Aim
Locate the string "från" in the listing below. Copy every line where it is found.

Data shown
____

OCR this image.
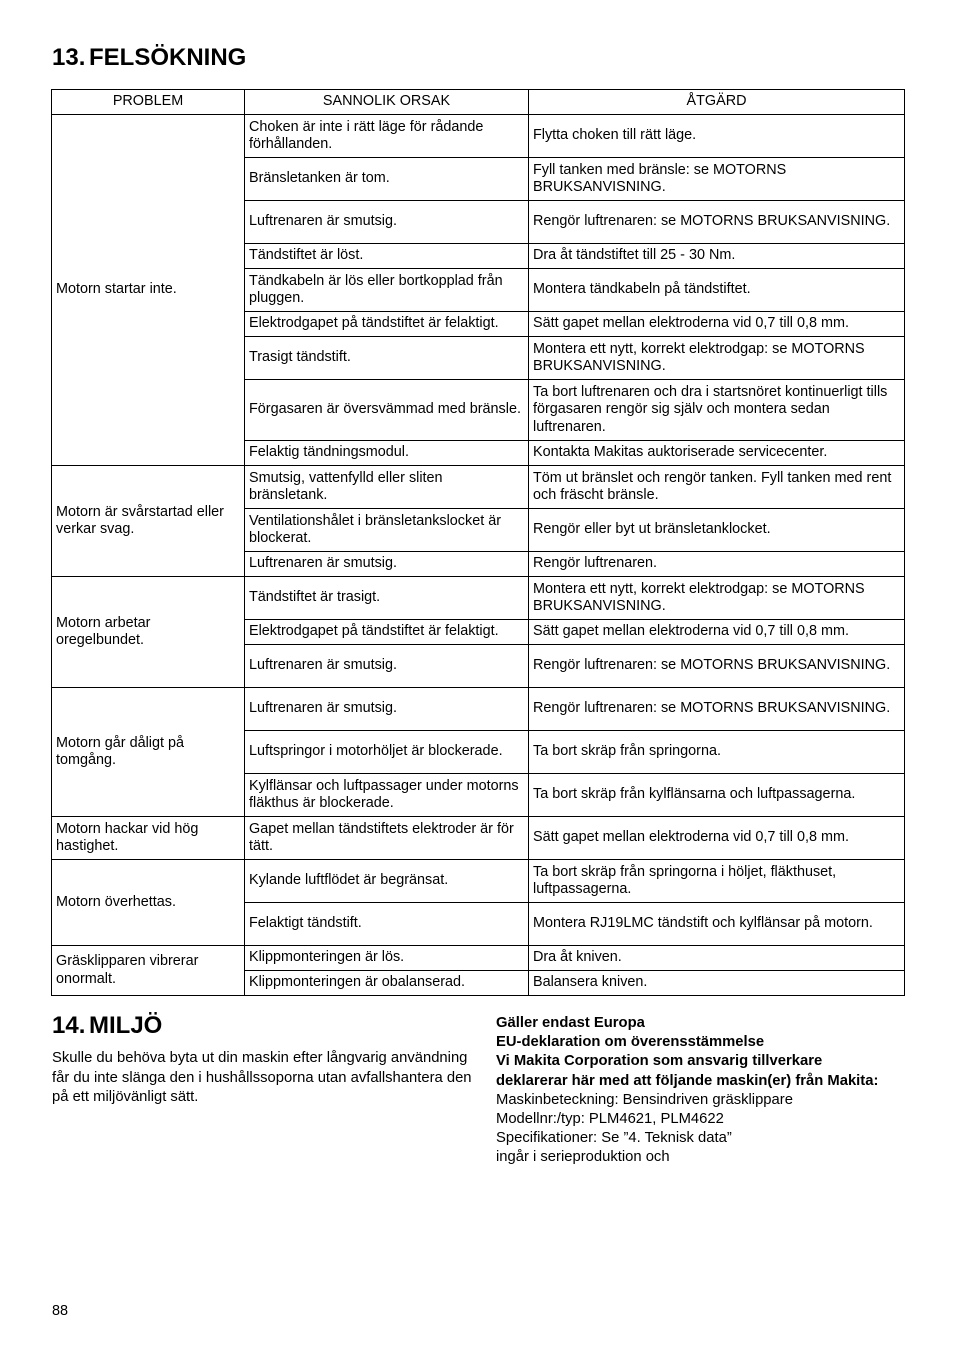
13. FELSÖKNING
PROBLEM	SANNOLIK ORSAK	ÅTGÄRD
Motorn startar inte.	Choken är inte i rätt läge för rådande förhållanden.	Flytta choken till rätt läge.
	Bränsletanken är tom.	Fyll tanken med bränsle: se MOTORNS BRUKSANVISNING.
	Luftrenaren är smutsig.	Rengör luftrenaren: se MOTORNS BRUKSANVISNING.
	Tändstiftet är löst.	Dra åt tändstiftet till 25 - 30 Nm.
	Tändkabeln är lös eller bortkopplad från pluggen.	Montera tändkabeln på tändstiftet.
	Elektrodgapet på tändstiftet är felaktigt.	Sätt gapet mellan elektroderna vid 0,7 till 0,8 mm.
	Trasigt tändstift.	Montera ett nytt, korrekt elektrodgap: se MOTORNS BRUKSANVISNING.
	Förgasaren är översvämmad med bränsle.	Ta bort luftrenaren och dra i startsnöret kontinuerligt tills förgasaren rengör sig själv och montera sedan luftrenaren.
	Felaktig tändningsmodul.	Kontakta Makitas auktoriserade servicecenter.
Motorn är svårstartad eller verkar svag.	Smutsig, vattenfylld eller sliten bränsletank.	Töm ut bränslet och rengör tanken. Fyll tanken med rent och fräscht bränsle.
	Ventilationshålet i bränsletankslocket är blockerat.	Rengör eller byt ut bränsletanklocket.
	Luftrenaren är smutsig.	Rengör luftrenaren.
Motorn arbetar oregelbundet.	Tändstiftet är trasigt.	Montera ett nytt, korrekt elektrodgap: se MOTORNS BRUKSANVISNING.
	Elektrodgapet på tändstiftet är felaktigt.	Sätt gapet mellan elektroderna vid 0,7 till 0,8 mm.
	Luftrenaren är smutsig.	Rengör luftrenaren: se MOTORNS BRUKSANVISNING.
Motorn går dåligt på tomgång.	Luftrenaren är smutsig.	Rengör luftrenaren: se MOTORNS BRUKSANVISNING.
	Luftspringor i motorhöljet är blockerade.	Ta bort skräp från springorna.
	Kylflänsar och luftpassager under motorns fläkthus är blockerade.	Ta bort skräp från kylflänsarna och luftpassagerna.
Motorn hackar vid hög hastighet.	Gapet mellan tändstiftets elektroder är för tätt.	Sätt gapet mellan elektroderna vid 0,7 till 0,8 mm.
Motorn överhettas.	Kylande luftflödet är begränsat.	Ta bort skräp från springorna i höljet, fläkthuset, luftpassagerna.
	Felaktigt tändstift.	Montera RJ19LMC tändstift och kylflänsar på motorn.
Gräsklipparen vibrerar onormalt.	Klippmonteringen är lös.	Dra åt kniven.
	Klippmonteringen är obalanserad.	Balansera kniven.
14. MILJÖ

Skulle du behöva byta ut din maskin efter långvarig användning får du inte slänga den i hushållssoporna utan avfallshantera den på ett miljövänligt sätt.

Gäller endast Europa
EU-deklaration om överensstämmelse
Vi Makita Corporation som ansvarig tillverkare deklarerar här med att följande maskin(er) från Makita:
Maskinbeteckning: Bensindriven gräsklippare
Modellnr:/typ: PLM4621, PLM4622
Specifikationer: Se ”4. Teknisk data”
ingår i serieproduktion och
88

____

Task solution
	Tändkabeln är lös eller bortkopplad från pluggen.	Montera tändkabeln på tändstiftet.
	Luftspringor i motorhöljet är blockerade.	Ta bort skräp från springorna.
	Kylflänsar och luftpassager under motorns fläkthus är blockerade.	Ta bort skräp från kylflänsarna och luftpassagerna.
Motorn överhettas.	Kylande luftflödet är begränsat.	Ta bort skräp från springorna i höljet, fläkthuset, luftpassagerna.
Vi Makita Corporation som ansvarig tillverkare deklarerar här med att följande maskin(er) från Makita:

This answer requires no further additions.